Exercise brief
In the listing below, count each line containing "this" and answer with the count only.

Records that describe figures
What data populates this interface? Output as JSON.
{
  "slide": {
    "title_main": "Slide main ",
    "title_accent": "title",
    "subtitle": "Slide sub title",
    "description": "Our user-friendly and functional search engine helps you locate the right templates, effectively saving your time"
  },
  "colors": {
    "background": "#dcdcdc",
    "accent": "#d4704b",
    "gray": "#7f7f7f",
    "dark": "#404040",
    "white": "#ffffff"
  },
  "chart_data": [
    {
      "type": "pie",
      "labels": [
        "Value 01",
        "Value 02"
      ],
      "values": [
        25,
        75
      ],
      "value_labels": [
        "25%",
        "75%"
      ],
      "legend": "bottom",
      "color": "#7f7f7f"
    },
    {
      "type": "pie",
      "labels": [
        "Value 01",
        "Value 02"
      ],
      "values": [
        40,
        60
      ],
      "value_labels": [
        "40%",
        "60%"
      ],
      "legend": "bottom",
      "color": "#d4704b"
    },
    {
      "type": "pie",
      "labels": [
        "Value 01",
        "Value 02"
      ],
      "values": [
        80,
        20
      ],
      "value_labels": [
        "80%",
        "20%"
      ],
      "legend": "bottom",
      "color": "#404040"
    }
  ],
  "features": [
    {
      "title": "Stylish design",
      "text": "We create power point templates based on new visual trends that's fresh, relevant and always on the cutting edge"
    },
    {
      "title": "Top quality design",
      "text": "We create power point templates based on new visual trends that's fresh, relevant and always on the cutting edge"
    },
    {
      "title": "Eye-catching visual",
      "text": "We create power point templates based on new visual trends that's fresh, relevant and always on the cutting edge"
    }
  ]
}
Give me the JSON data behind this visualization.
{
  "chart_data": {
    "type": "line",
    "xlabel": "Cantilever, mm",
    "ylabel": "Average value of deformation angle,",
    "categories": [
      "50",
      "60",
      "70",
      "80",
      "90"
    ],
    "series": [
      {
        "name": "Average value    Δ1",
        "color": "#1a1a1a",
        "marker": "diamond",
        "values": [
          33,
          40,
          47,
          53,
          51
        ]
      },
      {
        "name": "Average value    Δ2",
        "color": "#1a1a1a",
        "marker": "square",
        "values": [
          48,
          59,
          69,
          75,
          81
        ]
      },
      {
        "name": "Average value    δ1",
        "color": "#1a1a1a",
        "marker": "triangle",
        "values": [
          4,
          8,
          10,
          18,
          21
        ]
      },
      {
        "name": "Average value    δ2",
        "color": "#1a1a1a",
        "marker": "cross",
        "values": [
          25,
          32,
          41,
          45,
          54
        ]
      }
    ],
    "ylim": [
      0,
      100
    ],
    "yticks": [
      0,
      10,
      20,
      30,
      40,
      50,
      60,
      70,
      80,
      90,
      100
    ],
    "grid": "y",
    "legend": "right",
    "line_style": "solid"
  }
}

Answer to the exercise
2